### WHAT IS ASKED
Search the material for the string "конструкций", then return every line where it is found.

(Saved data entries)
————————

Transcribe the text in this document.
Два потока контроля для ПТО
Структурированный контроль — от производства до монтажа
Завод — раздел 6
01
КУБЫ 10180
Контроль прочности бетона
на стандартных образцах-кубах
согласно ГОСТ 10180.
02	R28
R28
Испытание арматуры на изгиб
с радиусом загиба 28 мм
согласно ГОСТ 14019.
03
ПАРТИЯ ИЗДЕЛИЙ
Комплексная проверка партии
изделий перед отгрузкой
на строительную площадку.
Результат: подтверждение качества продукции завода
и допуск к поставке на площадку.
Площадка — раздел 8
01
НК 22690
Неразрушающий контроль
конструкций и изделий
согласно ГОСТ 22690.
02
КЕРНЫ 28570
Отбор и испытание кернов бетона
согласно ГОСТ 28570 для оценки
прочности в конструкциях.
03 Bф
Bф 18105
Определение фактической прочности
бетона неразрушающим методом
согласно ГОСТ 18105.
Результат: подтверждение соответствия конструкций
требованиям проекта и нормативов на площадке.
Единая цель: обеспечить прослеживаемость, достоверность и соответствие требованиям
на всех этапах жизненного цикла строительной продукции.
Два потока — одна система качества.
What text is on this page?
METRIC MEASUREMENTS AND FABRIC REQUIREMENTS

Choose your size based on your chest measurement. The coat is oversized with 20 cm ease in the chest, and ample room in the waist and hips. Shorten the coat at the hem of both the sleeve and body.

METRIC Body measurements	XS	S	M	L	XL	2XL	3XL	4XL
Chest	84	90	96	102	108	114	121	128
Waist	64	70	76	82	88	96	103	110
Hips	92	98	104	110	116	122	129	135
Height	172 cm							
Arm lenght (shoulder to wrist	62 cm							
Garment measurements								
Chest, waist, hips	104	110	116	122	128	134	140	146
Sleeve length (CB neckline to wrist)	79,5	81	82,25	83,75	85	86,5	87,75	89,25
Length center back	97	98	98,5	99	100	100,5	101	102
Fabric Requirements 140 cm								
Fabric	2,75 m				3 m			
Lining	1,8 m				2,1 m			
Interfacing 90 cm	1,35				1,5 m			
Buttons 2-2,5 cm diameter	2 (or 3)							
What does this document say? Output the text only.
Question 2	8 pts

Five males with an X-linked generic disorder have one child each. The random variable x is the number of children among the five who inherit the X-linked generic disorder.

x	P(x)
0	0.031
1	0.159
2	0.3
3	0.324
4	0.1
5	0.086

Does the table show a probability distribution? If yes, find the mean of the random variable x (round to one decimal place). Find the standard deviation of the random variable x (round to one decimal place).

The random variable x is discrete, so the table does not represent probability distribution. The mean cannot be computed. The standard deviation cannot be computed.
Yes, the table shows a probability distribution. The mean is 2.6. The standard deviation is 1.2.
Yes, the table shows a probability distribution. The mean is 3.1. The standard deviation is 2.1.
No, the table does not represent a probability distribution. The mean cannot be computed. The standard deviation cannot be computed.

————————

### EXPECTED OUTPUT
конструкций и изделий
Результат: подтверждение соответствия конструкций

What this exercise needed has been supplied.